State how many lines include "Trust", giving the number by itself.

Extracted records
[start]

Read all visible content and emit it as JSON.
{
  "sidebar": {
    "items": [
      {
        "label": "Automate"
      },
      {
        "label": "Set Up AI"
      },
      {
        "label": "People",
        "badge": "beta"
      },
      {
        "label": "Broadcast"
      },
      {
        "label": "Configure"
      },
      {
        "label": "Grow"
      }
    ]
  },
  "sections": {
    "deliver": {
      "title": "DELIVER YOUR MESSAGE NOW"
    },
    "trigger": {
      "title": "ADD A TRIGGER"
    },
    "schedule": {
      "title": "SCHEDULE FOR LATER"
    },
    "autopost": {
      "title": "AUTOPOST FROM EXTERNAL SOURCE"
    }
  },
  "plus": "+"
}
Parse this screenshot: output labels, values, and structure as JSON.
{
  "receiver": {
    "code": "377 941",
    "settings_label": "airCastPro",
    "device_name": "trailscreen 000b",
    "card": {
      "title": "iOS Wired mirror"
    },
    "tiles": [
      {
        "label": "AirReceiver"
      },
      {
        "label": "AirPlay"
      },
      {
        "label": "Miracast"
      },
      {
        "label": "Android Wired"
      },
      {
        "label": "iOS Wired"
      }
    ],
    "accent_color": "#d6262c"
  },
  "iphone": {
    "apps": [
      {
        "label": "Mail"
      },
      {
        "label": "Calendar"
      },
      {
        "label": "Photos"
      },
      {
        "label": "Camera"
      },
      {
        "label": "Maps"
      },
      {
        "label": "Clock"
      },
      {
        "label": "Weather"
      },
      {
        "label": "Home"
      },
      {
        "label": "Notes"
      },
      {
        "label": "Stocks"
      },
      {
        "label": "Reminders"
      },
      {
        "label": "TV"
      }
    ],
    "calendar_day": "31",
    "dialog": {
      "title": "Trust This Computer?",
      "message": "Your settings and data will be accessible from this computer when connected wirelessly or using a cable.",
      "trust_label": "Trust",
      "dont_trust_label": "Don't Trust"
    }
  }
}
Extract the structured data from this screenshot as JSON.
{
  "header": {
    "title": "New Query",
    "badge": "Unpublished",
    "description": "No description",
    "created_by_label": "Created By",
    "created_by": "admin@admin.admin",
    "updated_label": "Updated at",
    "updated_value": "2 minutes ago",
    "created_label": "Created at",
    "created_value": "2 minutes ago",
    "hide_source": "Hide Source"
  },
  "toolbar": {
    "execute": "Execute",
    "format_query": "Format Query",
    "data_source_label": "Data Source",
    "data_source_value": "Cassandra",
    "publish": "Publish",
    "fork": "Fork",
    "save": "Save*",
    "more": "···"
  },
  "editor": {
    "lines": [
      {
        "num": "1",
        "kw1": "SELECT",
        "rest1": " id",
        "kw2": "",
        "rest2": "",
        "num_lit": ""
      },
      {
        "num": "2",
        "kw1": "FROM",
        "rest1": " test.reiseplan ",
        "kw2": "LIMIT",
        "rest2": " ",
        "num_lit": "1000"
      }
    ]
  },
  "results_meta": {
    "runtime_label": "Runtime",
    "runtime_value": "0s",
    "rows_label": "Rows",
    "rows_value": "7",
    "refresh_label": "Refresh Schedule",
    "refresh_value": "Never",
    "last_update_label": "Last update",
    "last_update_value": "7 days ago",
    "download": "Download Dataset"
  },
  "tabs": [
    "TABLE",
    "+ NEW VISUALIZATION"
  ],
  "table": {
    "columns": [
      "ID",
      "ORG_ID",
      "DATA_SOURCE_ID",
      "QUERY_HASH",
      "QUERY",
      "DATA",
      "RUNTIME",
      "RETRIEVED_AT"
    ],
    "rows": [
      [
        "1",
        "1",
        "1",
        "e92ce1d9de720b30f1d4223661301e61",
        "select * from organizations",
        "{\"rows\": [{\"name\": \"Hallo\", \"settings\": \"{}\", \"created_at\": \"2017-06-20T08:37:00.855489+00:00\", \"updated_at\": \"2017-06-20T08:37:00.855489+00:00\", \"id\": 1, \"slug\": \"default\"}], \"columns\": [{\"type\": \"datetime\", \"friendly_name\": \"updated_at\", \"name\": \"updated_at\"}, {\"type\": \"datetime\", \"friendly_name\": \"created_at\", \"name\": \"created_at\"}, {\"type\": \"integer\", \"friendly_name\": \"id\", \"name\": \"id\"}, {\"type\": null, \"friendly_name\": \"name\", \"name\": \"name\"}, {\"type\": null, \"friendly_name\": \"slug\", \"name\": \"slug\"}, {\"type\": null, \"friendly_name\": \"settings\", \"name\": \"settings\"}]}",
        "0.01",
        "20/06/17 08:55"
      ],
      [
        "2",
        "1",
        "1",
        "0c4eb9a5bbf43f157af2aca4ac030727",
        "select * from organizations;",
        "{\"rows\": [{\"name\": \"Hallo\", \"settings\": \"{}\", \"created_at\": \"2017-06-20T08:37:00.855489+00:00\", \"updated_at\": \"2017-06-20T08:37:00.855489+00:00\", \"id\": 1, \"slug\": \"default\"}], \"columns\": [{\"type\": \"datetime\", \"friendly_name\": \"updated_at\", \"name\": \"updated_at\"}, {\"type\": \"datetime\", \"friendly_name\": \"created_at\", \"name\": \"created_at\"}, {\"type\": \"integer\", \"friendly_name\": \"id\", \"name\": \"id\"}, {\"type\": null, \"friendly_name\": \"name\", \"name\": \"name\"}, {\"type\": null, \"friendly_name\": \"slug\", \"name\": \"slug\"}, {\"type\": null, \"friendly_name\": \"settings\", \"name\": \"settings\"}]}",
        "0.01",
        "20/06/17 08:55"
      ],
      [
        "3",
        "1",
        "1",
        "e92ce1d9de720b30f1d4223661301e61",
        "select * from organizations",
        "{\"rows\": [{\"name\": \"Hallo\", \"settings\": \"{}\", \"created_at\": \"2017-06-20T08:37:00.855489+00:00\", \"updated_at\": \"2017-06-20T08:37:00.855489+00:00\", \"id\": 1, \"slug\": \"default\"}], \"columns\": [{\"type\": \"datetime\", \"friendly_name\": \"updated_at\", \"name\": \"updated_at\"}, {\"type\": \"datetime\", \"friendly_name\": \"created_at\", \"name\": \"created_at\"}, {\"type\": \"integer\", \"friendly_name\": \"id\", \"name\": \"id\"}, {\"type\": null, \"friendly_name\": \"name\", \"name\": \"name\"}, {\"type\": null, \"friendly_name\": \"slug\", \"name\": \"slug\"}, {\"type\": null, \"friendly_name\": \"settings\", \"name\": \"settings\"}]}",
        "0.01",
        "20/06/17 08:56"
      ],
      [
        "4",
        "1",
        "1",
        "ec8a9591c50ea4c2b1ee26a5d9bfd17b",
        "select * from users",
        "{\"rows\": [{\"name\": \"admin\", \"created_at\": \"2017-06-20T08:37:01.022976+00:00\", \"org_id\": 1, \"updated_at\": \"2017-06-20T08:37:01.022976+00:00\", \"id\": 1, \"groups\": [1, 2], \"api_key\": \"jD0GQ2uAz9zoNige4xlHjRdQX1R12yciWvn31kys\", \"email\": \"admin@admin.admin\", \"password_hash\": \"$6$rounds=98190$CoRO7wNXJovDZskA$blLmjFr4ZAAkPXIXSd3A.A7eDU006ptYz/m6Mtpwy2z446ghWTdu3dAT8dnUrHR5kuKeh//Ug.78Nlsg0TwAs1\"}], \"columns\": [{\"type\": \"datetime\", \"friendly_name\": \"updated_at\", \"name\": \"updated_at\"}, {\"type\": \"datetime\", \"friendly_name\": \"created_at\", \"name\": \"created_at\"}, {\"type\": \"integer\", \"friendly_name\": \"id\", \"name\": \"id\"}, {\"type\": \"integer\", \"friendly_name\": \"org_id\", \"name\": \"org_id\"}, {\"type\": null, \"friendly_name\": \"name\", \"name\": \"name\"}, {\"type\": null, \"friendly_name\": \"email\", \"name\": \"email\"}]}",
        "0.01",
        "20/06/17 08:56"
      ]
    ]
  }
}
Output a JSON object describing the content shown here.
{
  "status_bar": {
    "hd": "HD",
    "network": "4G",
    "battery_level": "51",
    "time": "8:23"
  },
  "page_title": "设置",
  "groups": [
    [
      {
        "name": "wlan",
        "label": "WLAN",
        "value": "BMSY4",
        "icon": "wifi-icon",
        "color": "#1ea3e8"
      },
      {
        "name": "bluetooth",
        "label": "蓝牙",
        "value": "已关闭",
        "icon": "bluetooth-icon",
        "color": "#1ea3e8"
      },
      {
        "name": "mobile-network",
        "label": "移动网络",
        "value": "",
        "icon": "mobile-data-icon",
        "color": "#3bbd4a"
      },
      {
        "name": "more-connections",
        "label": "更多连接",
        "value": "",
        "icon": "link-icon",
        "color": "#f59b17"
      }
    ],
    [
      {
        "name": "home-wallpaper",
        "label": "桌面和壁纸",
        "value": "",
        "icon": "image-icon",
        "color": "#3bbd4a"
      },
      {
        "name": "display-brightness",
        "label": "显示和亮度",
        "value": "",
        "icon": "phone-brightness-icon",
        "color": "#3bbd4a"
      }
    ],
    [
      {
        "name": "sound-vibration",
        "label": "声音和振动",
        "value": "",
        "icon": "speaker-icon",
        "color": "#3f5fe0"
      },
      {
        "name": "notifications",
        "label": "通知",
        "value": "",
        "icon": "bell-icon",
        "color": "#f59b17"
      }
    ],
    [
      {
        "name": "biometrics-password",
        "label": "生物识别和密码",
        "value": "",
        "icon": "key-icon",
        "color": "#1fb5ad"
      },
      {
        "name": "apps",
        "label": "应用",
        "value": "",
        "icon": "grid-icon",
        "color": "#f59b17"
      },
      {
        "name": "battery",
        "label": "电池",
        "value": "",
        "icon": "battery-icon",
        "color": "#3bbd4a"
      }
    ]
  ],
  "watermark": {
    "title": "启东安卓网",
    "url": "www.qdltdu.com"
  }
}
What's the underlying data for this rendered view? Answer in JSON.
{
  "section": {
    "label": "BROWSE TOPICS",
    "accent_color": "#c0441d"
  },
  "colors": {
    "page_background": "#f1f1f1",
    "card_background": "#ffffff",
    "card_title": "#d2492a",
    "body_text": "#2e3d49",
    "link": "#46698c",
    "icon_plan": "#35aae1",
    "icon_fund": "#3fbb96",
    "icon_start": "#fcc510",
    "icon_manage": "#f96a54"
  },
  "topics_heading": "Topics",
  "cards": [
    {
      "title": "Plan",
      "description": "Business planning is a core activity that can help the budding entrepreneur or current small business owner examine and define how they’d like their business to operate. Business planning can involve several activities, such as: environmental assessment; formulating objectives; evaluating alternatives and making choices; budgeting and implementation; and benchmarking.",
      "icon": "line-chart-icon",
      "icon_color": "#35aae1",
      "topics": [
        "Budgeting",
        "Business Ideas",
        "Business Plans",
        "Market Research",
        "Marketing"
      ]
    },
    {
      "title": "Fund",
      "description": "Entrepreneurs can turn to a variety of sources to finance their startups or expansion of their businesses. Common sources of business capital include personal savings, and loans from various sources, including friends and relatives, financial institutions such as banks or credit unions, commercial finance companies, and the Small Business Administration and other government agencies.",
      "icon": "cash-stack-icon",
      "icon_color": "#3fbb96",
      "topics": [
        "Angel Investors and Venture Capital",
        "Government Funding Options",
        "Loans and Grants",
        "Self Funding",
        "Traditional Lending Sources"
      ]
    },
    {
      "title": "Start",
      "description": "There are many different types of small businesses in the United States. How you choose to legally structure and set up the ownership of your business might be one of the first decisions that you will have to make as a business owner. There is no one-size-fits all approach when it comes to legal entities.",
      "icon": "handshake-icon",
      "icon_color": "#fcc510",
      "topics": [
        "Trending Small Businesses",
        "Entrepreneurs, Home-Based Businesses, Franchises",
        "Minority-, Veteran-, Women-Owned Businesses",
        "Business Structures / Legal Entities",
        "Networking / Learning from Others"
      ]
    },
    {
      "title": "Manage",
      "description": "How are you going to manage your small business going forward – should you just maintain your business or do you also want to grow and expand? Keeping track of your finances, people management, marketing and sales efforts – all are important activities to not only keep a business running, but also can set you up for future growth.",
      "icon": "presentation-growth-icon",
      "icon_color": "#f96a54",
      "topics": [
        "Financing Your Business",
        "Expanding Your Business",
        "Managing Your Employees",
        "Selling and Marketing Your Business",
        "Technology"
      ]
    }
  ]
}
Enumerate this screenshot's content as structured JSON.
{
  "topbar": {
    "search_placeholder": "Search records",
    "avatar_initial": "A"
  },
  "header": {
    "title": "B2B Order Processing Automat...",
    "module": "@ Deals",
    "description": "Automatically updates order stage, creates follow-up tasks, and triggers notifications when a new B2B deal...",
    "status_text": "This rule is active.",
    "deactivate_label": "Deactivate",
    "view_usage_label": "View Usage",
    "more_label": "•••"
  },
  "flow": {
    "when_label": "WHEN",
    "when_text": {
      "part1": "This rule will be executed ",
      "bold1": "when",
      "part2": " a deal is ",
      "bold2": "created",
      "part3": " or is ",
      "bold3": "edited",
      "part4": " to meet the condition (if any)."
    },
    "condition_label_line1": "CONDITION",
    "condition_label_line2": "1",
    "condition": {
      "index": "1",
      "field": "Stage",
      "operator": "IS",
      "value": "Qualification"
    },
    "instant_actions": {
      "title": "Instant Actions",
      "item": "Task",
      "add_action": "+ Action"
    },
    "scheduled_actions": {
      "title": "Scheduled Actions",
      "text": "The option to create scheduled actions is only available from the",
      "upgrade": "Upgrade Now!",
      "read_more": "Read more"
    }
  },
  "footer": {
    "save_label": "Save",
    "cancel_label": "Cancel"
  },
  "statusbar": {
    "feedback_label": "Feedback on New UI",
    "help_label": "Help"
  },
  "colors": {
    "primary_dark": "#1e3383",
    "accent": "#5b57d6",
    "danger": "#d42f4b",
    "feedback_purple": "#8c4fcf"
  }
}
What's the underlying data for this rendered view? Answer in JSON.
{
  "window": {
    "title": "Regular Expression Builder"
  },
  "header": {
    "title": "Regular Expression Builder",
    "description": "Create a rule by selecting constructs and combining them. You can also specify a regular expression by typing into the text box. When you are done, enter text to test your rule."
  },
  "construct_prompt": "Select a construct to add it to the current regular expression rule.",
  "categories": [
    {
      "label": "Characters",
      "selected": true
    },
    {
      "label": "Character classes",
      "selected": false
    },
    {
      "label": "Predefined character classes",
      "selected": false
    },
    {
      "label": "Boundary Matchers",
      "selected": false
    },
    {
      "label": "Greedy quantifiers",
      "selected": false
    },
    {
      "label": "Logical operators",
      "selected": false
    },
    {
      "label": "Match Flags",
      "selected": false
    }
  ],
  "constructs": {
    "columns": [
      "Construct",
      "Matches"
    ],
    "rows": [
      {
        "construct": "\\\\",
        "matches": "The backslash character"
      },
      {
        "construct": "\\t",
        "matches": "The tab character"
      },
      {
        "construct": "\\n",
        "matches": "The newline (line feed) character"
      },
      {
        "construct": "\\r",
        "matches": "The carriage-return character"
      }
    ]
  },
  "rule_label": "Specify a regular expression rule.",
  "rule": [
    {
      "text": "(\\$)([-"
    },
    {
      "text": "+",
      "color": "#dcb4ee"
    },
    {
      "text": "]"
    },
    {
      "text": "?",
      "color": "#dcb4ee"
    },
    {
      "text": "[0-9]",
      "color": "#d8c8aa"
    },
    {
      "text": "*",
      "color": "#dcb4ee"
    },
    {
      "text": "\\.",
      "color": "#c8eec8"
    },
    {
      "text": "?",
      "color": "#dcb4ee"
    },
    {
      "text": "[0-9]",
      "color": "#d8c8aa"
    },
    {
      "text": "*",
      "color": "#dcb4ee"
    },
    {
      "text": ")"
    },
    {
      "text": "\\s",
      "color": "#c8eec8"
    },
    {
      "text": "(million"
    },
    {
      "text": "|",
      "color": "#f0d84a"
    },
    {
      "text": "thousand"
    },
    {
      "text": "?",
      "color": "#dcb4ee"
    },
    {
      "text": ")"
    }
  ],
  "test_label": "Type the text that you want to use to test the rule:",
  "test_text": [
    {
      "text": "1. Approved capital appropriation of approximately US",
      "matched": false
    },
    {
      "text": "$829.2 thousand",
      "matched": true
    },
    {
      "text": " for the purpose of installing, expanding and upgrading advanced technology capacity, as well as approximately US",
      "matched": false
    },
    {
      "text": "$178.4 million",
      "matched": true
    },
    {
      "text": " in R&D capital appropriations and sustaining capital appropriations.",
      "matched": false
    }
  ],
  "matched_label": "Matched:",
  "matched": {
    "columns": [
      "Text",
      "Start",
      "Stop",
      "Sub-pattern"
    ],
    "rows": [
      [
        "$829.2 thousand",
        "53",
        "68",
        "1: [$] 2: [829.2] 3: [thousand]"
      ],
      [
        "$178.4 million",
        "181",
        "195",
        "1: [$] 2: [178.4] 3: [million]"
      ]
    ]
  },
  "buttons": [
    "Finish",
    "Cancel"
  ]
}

[end]

The reply:
3